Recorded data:
^^^^^^^^

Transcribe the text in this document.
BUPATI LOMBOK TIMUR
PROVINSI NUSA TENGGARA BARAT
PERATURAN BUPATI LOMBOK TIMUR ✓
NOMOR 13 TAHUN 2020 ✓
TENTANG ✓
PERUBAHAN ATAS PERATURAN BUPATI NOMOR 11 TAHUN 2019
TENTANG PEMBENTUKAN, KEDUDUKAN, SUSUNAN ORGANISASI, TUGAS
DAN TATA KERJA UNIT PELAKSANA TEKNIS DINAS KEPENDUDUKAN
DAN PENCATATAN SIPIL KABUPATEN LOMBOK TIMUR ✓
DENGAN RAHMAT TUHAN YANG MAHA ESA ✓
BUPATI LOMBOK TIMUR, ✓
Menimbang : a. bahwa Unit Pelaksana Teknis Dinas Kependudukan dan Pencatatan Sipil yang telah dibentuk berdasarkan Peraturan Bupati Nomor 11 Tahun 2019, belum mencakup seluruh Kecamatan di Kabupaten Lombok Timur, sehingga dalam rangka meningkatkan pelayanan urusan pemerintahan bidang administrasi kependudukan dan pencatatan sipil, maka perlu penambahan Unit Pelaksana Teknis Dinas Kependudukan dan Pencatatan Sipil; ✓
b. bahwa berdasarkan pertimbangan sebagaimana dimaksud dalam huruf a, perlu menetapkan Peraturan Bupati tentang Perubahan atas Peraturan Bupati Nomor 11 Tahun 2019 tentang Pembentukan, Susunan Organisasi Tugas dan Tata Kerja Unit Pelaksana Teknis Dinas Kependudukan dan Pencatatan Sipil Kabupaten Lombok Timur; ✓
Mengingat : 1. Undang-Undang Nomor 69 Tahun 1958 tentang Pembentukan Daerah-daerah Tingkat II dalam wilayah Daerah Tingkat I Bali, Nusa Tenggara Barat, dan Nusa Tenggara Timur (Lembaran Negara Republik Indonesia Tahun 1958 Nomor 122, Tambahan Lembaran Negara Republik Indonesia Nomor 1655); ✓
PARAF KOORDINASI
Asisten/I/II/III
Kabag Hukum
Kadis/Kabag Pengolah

^^^^^^^^

» Aim: Filter the listing for the word "berdasarkan" and copy every line that holds it.

» The output:
Menimbang : a. bahwa Unit Pelaksana Teknis Dinas Kependudukan dan Pencatatan Sipil yang telah dibentuk berdasarkan Peraturan Bupati Nomor 11 Tahun 2019, belum mencakup seluruh Kecamatan di Kabupaten Lombok Timur, sehingga dalam rangka meningkatkan pelayanan urusan pemerintahan bidang administrasi kependudukan dan pencatatan sipil, maka perlu penambahan Unit Pelaksana Teknis Dinas Kependudukan dan Pencatatan Sipil; ✓
b. bahwa berdasarkan pertimbangan sebagaimana dimaksud dalam huruf a, perlu menetapkan Peraturan Bupati tentang Perubahan atas Peraturan Bupati Nomor 11 Tahun 2019 tentang Pembentukan, Susunan Organisasi Tugas dan Tata Kerja Unit Pelaksana Teknis Dinas Kependudukan dan Pencatatan Sipil Kabupaten Lombok Timur; ✓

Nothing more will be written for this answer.